Problem details ▸ Reproduce each of the lines word for word.

Data for processing ▸
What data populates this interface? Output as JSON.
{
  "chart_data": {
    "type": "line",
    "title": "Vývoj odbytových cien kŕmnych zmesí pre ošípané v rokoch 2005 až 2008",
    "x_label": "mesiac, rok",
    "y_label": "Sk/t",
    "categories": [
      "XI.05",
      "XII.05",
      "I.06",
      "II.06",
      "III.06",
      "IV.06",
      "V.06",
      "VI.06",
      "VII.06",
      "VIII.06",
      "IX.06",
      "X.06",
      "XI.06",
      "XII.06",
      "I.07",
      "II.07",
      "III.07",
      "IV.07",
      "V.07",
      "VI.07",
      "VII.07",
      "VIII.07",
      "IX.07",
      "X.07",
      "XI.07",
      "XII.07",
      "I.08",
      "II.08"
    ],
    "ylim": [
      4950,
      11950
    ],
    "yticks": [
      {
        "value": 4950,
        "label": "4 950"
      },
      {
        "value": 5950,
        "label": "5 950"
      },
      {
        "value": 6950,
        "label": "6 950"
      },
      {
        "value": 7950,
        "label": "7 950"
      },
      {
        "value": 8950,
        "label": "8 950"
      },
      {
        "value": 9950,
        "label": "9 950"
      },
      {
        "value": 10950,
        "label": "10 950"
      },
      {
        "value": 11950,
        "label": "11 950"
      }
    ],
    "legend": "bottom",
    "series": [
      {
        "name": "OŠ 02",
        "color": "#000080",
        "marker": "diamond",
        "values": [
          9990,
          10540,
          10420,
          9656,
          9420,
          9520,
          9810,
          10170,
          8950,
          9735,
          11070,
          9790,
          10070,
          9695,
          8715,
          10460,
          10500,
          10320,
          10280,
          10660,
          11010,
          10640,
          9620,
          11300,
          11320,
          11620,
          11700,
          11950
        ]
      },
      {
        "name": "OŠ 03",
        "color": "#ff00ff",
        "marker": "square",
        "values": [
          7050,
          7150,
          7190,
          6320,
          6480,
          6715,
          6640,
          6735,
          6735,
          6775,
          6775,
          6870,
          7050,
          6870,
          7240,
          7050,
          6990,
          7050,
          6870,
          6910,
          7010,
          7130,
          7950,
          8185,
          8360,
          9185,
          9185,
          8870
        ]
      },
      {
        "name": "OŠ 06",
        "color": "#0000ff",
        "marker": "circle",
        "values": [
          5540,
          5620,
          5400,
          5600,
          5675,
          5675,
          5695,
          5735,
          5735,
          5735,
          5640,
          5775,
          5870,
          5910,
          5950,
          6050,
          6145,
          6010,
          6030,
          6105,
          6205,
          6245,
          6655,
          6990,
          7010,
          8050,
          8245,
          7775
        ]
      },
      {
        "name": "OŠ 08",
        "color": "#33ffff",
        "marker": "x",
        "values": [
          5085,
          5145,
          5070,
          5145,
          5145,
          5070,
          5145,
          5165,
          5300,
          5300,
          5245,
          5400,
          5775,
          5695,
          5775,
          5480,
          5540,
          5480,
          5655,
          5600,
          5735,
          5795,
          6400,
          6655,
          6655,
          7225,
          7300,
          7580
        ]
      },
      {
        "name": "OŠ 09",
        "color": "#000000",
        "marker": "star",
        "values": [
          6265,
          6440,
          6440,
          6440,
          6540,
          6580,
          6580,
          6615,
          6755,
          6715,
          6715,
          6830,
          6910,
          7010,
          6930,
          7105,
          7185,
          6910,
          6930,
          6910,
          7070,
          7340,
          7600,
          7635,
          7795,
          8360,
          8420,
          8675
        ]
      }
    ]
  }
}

Output for this task ▸
What data populates this interface? Output as JSON.
{
  "chart_data": {
    "type": "line",
    "title": "Vývoj odbytových cien kŕmnych zmesí pre ošípané v rokoch 2005 až 2008",
    "x_label": "mesiac, rok",
    "y_label": "Sk/t",
    "categories": [
      "XI.05",
      "XII.05",
      "I.06",
      "II.06",
      "III.06",
      "IV.06",
      "V.06",
      "VI.06",
      "VII.06",
      "VIII.06",
      "IX.06",
      "X.06",
      "XI.06",
      "XII.06",
      "I.07",
      "II.07",
      "III.07",
      "IV.07",
      "V.07",
      "VI.07",
      "VII.07",
      "VIII.07",
      "IX.07",
      "X.07",
      "XI.07",
      "XII.07",
      "I.08",
      "II.08"
    ],
    "ylim": [
      4950,
      11950
    ],
    "yticks": [
      {
        "value": 4950,
        "label": "4 950"
      },
      {
        "value": 5950,
        "label": "5 950"
      },
      {
        "value": 6950,
        "label": "6 950"
      },
      {
        "value": 7950,
        "label": "7 950"
      },
      {
        "value": 8950,
        "label": "8 950"
      },
      {
        "value": 9950,
        "label": "9 950"
      },
      {
        "value": 10950,
        "label": "10 950"
      },
      {
        "value": 11950,
        "label": "11 950"
      }
    ],
    "legend": "bottom",
    "series": [
      {
        "name": "OŠ 02",
        "color": "#000080",
        "marker": "diamond",
        "values": [
          9990,
          10540,
          10420,
          9656,
          9420,
          9520,
          9810,
          10170,
          8950,
          9735,
          11070,
          9790,
          10070,
          9695,
          8715,
          10460,
          10500,
          10320,
          10280,
          10660,
          11010,
          10640,
          9620,
          11300,
          11320,
          11620,
          11700,
          11950
        ]
      },
      {
        "name": "OŠ 03",
        "color": "#ff00ff",
        "marker": "square",
        "values": [
          7050,
          7150,
          7190,
          6320,
          6480,
          6715,
          6640,
          6735,
          6735,
          6775,
          6775,
          6870,
          7050,
          6870,
          7240,
          7050,
          6990,
          7050,
          6870,
          6910,
          7010,
          7130,
          7950,
          8185,
          8360,
          9185,
          9185,
          8870
        ]
      },
      {
        "name": "OŠ 06",
        "color": "#0000ff",
        "marker": "circle",
        "values": [
          5540,
          5620,
          5400,
          5600,
          5675,
          5675,
          5695,
          5735,
          5735,
          5735,
          5640,
          5775,
          5870,
          5910,
          5950,
          6050,
          6145,
          6010,
          6030,
          6105,
          6205,
          6245,
          6655,
          6990,
          7010,
          8050,
          8245,
          7775
        ]
      },
      {
        "name": "OŠ 08",
        "color": "#33ffff",
        "marker": "x",
        "values": [
          5085,
          5145,
          5070,
          5145,
          5145,
          5070,
          5145,
          5165,
          5300,
          5300,
          5245,
          5400,
          5775,
          5695,
          5775,
          5480,
          5540,
          5480,
          5655,
          5600,
          5735,
          5795,
          6400,
          6655,
          6655,
          7225,
          7300,
          7580
        ]
      },
      {
        "name": "OŠ 09",
        "color": "#000000",
        "marker": "star",
        "values": [
          6265,
          6440,
          6440,
          6440,
          6540,
          6580,
          6580,
          6615,
          6755,
          6715,
          6715,
          6830,
          6910,
          7010,
          6930,
          7105,
          7185,
          6910,
          6930,
          6910,
          7070,
          7340,
          7600,
          7635,
          7795,
          8360,
          8420,
          8675
        ]
      }
    ]
  }
}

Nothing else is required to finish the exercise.